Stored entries
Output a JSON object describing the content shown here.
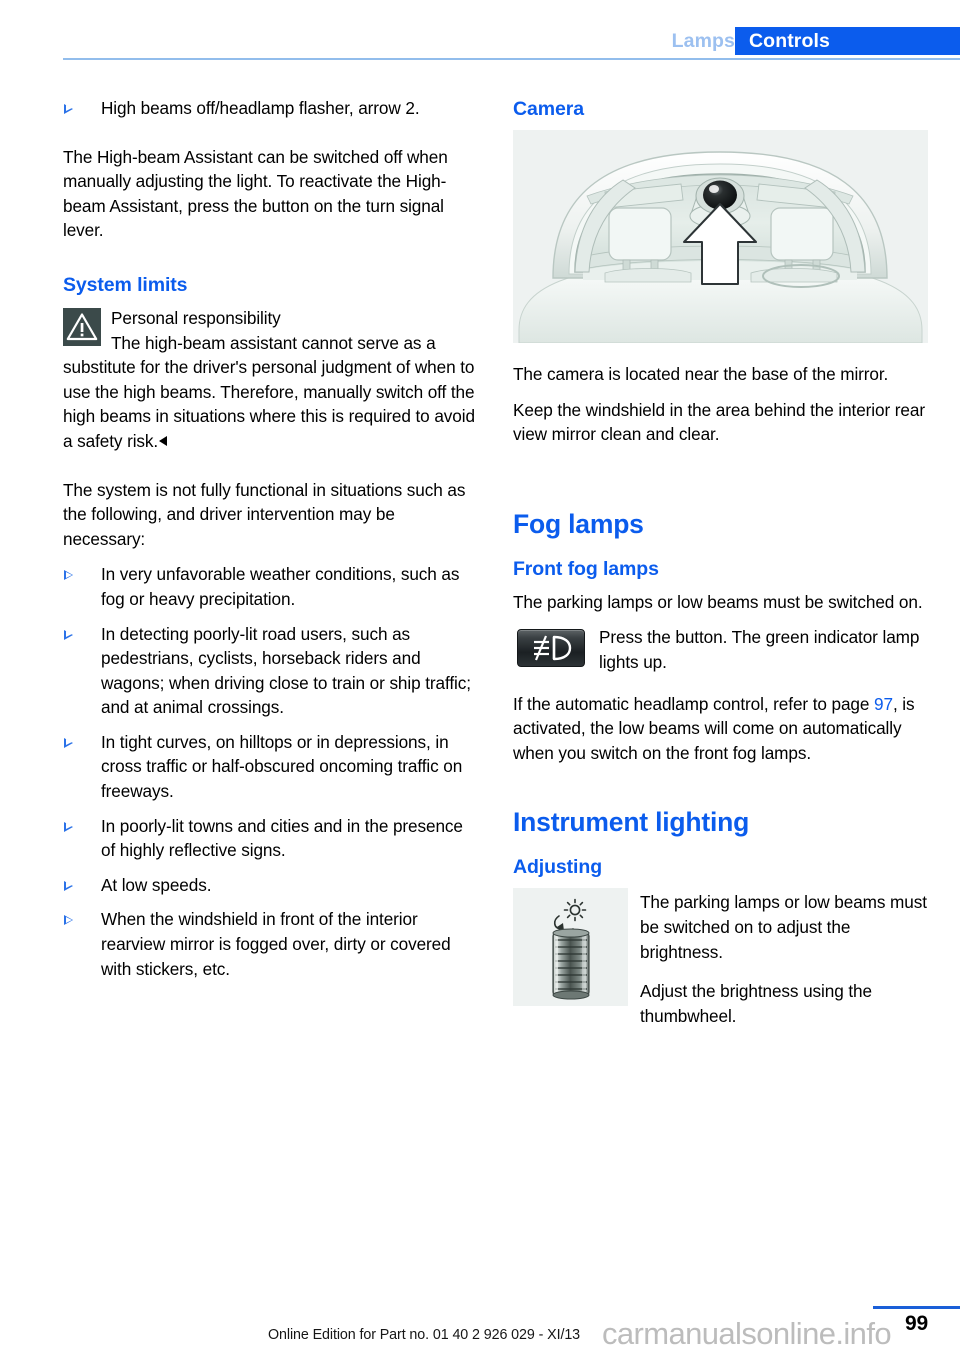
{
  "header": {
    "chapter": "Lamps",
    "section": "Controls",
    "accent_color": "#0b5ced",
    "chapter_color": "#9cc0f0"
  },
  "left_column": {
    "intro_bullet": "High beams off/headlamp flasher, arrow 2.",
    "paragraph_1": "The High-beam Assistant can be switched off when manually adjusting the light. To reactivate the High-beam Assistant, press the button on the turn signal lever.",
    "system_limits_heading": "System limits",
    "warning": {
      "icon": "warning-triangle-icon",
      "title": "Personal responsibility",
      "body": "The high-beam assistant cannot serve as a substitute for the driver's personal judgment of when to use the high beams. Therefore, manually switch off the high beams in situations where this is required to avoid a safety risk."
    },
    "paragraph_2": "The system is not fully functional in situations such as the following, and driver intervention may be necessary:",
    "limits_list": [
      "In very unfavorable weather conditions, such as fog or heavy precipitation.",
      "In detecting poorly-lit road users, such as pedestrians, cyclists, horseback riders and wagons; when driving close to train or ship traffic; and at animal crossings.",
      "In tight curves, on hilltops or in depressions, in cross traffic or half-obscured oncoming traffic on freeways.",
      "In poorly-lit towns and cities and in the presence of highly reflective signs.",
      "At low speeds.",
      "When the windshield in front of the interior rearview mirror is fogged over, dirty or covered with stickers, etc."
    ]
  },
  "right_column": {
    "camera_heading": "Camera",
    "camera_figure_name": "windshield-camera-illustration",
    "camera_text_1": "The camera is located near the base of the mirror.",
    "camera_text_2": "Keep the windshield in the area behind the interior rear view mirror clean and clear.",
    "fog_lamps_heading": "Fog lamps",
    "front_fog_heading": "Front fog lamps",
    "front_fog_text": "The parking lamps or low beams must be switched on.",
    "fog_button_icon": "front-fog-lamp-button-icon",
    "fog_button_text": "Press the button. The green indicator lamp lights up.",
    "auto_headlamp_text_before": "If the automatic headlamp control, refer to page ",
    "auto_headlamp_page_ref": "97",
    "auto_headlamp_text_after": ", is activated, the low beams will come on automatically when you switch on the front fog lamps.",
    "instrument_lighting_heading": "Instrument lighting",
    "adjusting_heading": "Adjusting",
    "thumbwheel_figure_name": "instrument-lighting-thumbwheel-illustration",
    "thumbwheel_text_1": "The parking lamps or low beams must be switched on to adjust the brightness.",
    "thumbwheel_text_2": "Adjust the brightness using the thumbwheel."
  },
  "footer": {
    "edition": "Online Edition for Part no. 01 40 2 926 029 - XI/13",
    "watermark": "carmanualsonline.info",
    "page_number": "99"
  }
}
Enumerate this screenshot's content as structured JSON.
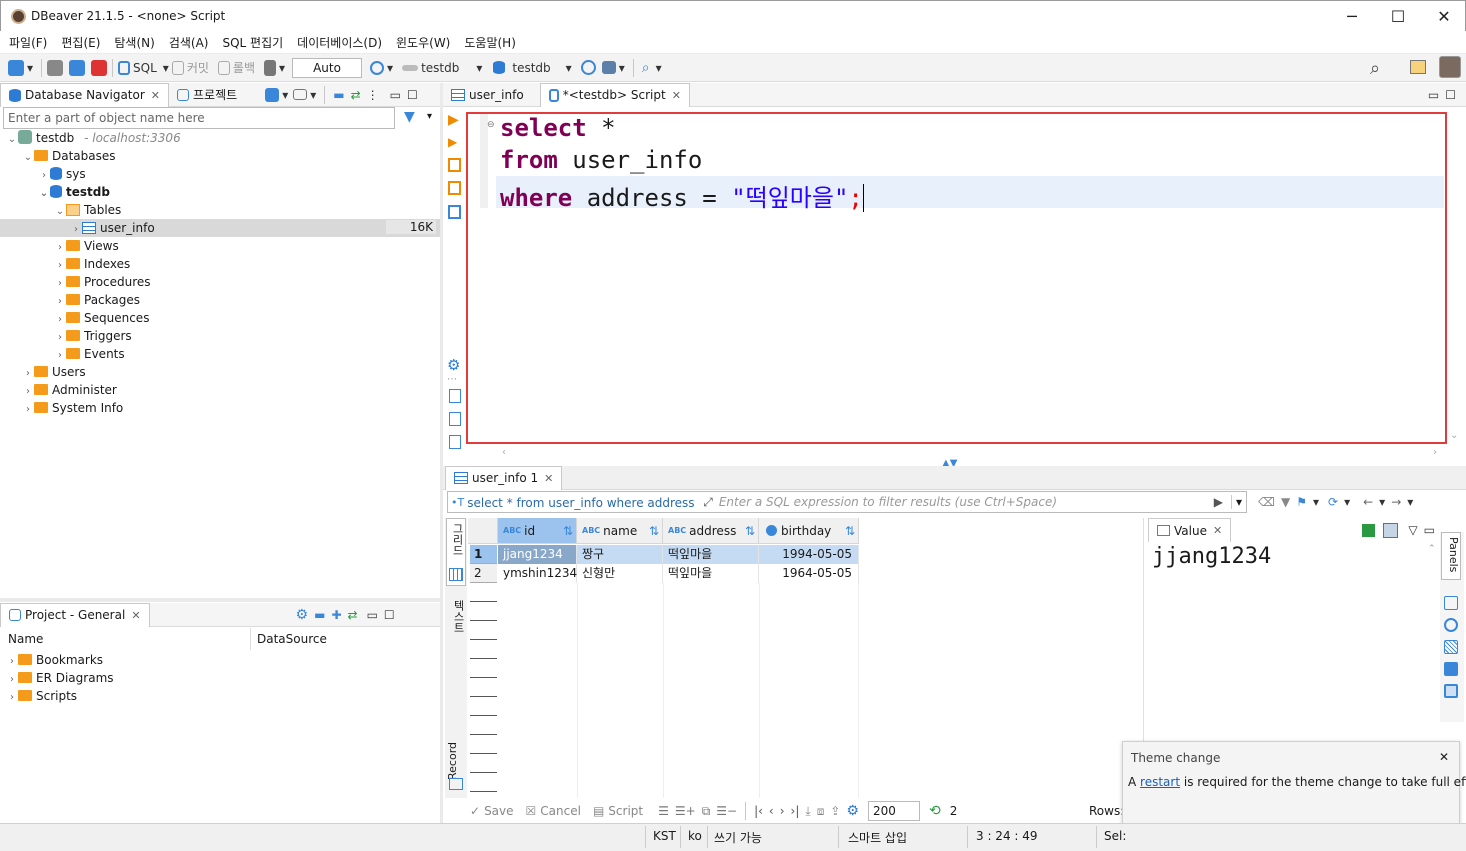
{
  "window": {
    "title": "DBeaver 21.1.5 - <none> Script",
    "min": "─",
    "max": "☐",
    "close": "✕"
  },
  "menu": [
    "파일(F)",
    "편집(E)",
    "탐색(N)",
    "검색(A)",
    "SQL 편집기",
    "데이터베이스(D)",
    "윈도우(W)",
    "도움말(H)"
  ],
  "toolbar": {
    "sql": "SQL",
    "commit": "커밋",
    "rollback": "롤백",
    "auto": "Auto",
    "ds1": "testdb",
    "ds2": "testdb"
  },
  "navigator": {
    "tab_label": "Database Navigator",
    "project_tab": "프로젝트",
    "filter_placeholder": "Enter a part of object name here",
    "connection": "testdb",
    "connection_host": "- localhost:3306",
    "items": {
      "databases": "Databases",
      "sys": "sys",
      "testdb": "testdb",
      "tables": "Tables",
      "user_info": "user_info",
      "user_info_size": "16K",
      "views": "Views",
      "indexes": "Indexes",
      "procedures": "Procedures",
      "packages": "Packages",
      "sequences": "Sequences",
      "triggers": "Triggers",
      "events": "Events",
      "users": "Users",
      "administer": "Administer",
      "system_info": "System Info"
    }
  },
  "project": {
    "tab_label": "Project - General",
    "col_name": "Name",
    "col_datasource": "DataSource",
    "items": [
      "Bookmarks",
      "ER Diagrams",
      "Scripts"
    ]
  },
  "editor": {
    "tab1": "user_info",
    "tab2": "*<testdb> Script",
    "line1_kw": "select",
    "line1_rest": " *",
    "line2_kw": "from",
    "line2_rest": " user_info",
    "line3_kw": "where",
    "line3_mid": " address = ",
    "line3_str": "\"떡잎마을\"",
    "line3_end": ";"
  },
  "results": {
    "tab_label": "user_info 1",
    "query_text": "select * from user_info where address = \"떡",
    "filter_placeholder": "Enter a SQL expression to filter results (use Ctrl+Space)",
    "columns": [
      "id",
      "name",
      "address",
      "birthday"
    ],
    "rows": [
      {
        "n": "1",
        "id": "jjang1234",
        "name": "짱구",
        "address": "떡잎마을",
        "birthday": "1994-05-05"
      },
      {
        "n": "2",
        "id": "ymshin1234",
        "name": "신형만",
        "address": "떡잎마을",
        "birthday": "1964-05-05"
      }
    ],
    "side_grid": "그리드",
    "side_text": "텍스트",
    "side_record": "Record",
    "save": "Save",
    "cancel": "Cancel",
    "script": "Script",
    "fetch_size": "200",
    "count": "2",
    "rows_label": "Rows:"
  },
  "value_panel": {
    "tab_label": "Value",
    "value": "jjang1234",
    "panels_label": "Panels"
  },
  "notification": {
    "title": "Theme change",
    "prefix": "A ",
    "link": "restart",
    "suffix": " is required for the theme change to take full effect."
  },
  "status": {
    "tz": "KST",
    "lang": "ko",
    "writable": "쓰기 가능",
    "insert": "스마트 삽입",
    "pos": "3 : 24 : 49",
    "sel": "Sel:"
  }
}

* * *

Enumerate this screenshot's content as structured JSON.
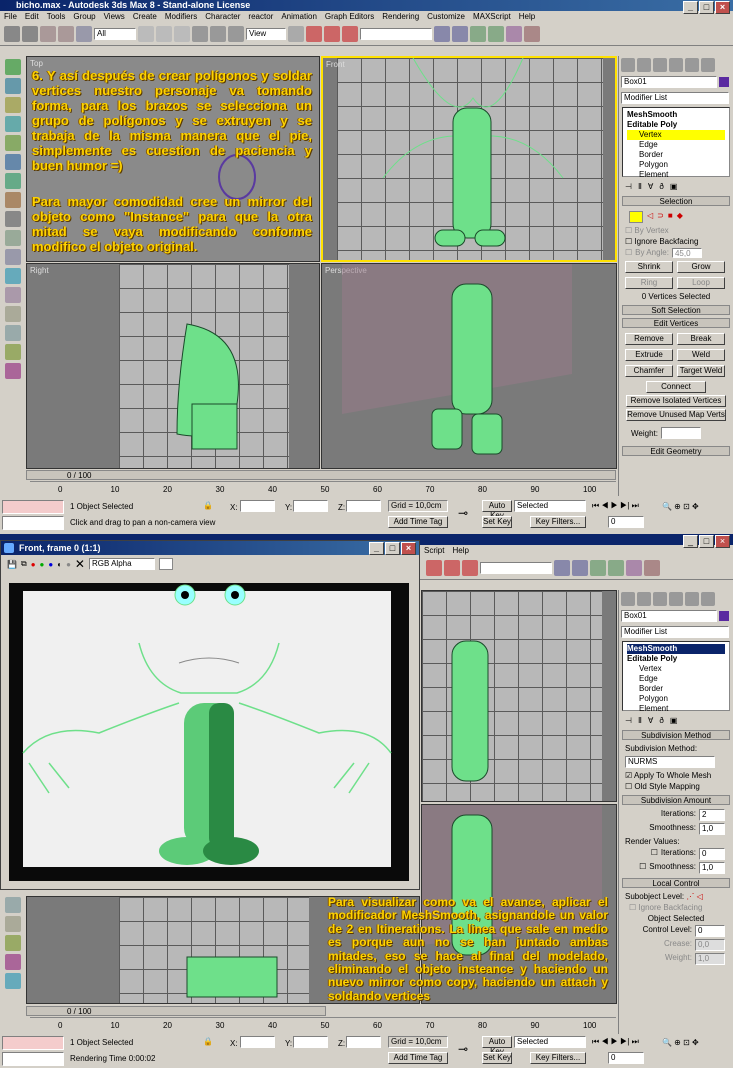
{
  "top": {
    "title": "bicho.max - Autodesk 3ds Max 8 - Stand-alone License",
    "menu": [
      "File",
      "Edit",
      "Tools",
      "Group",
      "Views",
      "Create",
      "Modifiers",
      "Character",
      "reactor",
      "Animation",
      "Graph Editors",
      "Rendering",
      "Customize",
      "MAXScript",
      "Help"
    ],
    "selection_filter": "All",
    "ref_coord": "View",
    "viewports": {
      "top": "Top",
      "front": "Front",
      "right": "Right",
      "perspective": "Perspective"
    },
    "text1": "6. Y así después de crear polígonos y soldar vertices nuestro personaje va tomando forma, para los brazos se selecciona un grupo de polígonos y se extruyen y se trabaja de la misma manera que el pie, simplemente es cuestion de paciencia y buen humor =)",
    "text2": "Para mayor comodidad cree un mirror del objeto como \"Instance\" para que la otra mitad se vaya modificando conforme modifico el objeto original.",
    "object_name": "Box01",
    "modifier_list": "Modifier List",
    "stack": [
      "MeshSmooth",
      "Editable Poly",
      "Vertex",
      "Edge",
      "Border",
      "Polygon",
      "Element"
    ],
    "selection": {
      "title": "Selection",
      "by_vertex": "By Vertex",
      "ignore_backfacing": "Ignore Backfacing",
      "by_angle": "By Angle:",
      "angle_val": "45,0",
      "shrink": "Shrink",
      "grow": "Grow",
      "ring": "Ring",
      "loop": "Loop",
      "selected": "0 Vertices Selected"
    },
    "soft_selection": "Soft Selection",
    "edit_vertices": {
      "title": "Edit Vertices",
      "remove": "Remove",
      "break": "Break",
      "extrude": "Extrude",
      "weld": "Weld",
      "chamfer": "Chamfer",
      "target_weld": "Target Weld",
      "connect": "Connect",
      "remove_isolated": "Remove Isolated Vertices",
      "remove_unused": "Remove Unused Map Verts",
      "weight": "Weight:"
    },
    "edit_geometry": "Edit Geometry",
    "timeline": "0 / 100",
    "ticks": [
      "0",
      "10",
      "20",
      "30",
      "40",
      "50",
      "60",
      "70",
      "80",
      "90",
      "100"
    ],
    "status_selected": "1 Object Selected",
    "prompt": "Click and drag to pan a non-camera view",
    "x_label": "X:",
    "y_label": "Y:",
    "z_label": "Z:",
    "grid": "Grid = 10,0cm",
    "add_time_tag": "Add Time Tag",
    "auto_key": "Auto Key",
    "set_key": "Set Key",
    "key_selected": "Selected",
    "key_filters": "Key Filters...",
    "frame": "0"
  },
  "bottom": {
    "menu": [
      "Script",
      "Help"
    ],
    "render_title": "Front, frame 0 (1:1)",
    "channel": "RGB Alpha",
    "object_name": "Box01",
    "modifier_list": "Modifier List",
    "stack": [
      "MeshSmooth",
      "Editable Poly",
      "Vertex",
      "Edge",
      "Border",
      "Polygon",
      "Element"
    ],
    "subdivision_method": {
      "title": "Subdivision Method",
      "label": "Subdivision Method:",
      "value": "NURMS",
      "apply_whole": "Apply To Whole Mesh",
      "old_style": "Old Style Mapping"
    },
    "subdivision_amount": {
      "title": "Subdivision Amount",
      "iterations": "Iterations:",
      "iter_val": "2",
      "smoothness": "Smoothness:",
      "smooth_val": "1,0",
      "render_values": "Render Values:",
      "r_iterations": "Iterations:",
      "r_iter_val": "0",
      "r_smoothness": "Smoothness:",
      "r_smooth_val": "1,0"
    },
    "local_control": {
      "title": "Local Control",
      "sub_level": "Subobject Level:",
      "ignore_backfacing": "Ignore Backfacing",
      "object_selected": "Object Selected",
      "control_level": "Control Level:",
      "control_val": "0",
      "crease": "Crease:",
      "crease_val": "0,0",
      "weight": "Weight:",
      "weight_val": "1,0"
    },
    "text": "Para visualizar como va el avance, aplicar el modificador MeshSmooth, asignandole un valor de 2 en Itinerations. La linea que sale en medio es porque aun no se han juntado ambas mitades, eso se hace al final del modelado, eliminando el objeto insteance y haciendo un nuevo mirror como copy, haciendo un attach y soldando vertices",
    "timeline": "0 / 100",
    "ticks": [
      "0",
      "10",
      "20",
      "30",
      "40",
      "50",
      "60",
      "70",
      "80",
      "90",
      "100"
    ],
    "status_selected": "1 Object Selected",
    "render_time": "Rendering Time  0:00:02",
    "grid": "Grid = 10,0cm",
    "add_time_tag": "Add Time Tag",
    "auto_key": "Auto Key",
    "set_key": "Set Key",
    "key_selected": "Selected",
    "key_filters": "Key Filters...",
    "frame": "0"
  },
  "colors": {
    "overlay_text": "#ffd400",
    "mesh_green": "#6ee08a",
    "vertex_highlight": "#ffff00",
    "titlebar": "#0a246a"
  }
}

YOUR GOAL:
Look through the material and copy each line that has "traffic".

WRITTEN ANSWER:
      "In detecting poorly-lit road users, such as pedestrians, cyclists, horseback riders and wagons; when driving close to train or ship traffic; and at animal crossings.",
      "In tight curves, on hilltops or in depressions, in cross traffic or half-obscured oncoming traffic on freeways.",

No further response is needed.